Listed records >>
----------------------------------------
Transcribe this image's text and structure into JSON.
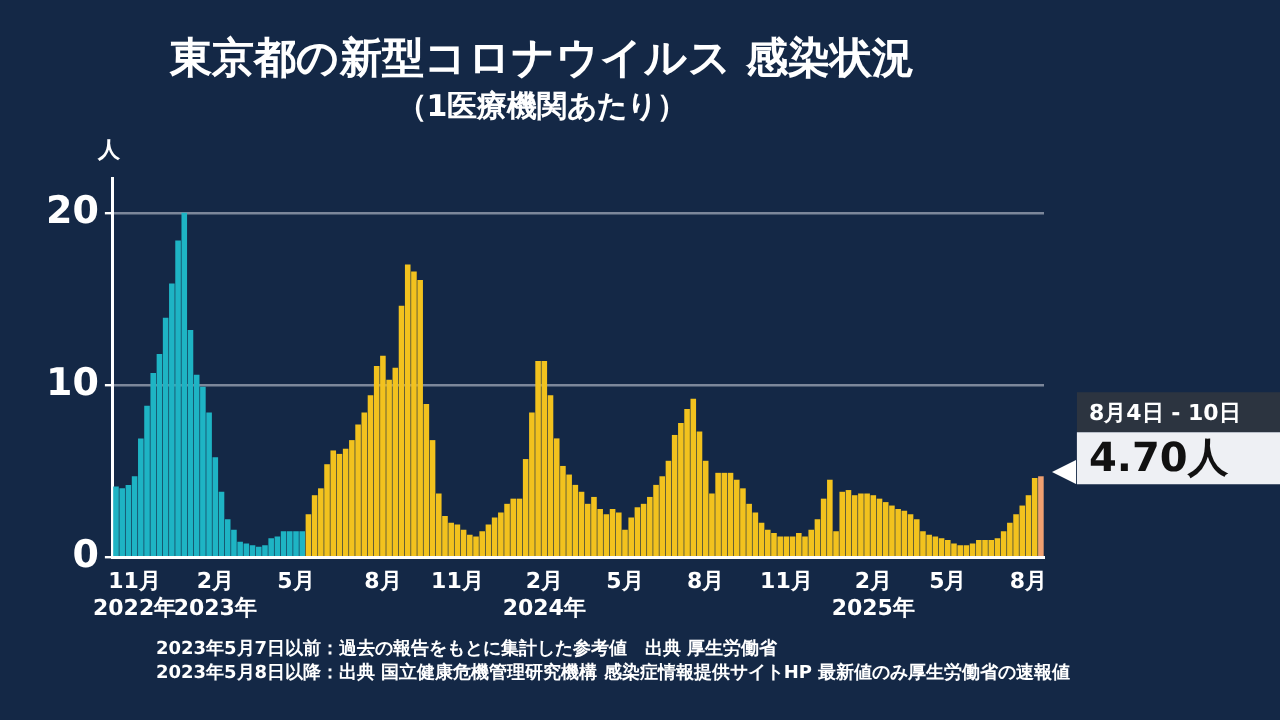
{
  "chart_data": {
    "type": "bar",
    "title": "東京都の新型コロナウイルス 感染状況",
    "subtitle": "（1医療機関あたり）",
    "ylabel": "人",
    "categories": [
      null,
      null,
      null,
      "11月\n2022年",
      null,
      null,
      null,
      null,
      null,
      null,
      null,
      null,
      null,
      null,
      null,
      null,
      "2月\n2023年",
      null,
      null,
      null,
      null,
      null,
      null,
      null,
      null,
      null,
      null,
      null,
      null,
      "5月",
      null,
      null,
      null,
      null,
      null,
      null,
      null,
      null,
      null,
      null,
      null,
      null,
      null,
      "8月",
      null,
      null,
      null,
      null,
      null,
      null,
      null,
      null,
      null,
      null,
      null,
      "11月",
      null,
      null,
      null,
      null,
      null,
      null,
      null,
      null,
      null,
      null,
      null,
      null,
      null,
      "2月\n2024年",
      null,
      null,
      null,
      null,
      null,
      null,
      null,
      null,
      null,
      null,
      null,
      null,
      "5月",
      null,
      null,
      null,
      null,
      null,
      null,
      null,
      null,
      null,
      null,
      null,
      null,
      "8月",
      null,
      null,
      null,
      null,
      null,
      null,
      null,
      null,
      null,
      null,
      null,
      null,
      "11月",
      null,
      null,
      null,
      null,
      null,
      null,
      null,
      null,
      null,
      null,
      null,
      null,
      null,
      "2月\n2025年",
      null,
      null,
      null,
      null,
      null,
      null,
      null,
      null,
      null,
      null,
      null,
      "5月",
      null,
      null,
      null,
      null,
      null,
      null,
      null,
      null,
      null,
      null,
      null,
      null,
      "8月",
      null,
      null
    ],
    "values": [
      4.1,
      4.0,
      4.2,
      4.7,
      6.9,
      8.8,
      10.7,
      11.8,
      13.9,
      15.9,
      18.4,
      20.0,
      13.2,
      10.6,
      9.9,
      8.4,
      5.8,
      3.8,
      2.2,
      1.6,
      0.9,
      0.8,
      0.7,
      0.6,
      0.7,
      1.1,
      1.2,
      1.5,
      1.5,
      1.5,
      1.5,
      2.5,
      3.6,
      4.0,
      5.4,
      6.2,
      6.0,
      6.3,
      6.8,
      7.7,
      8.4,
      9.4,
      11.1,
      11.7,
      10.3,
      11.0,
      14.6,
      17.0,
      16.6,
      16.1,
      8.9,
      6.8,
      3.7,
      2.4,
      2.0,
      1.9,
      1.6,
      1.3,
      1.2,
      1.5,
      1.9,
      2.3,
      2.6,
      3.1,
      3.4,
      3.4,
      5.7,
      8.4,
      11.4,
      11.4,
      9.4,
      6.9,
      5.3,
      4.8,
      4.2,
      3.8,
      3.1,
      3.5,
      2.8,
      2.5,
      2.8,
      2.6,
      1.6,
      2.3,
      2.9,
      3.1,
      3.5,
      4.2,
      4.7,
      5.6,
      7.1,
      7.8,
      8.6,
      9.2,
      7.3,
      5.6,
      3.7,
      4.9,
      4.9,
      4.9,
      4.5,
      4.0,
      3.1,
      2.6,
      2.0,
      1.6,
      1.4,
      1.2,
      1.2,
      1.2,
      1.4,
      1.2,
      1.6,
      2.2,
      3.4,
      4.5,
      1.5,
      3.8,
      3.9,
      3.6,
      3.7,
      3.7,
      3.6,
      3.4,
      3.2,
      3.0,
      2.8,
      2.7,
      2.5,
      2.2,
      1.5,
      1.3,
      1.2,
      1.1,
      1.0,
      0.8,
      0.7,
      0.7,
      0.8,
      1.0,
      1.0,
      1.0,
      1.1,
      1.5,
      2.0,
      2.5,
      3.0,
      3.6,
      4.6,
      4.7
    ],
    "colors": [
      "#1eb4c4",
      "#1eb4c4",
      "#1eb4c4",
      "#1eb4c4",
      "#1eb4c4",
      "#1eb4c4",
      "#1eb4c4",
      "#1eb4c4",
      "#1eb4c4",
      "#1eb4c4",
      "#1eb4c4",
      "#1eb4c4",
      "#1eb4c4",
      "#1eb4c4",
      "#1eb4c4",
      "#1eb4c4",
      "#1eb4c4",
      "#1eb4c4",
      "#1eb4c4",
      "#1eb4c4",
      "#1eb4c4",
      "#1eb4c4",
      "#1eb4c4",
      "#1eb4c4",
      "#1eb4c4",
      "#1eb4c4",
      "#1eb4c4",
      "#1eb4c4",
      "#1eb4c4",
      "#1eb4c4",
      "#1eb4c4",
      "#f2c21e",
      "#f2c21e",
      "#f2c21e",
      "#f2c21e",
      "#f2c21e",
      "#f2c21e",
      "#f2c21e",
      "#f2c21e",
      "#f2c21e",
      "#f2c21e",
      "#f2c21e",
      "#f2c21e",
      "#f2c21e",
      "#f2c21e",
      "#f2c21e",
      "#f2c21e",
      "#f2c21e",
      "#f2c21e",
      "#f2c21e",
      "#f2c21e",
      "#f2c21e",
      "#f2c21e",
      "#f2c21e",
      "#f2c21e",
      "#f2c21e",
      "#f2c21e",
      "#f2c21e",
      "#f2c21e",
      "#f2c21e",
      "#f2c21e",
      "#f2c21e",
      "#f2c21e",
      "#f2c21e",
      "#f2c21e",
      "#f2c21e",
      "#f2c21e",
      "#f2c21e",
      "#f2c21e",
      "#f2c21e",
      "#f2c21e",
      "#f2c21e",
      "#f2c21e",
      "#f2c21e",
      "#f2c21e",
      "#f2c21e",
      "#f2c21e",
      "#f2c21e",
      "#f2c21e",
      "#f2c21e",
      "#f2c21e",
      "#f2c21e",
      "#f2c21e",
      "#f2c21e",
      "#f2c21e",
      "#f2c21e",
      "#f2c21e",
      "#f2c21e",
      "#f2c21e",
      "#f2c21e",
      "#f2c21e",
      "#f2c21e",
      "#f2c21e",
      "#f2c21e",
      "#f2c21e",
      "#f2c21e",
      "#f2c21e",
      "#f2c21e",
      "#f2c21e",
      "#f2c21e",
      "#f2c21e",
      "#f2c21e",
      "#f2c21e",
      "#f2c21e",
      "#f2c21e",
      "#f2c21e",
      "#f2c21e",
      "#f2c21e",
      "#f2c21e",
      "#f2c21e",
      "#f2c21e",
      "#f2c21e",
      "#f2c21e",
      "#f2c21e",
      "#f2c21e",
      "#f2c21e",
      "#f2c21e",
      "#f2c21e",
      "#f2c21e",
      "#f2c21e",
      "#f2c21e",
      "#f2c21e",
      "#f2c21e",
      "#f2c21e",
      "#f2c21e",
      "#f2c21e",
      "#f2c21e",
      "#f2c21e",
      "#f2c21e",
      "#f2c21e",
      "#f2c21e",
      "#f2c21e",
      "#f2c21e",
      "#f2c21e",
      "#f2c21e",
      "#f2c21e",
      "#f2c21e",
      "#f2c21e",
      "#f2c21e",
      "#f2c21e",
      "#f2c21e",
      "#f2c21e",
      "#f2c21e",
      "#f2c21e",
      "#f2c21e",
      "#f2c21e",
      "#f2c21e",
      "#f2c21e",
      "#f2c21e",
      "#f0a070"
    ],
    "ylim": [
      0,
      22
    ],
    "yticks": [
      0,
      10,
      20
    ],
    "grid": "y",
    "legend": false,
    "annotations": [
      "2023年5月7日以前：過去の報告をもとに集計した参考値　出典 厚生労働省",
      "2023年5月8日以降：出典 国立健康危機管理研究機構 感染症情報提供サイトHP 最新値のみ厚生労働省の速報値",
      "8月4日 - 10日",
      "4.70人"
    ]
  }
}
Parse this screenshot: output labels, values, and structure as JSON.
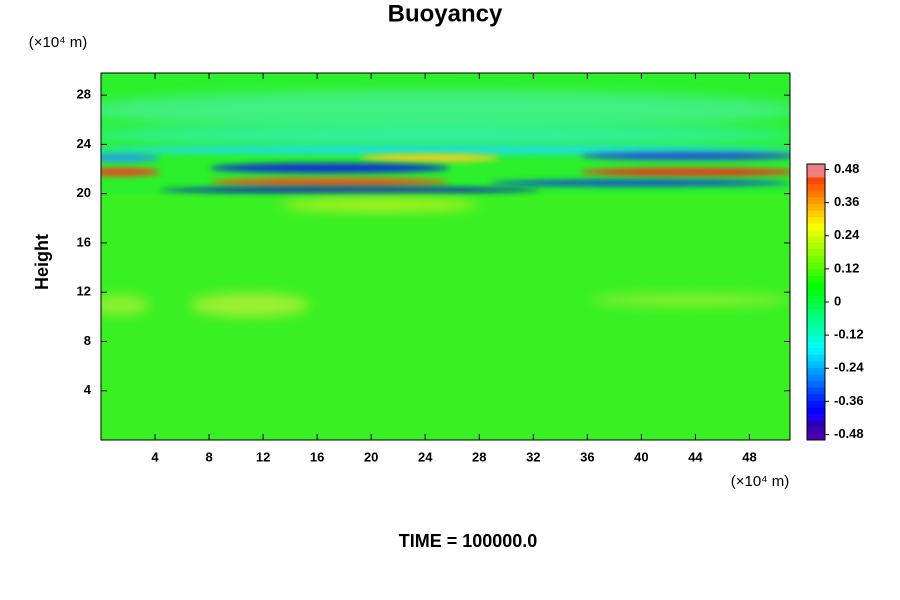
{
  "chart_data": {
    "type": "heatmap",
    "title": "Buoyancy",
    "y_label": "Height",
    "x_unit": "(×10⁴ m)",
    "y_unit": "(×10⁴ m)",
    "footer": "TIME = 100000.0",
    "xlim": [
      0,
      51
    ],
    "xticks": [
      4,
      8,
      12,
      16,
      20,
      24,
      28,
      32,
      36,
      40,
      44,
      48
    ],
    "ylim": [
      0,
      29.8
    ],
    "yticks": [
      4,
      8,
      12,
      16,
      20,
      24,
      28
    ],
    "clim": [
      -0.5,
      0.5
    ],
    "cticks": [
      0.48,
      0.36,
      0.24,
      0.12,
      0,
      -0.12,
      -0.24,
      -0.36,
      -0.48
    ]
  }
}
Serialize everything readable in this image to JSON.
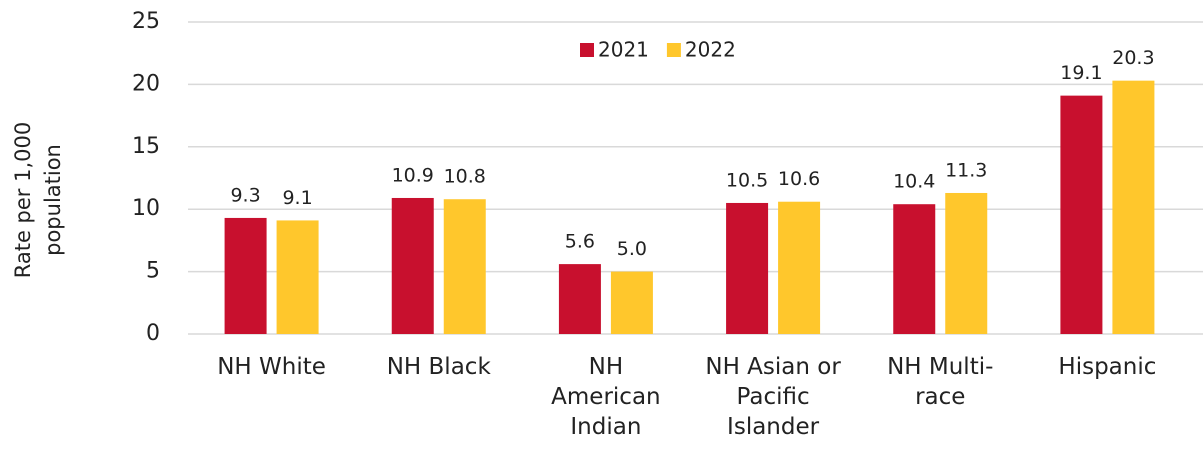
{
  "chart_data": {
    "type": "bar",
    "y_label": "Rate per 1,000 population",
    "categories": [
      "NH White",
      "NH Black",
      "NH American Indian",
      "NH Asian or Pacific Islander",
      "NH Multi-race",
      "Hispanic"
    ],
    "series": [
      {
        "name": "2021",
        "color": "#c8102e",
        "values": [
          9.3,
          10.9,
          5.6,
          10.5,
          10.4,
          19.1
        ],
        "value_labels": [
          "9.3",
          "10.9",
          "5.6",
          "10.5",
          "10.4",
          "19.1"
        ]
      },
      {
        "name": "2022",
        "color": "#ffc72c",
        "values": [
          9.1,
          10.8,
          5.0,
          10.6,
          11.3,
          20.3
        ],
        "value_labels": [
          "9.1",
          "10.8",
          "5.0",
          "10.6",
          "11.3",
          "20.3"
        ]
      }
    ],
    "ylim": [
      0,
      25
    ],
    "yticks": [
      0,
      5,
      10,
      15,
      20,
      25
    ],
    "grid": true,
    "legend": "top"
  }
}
----------------------------------------
Prompt >>
Read the data above and count the lines that include "image". Answer only with the count.

Solution to this exercise >>
2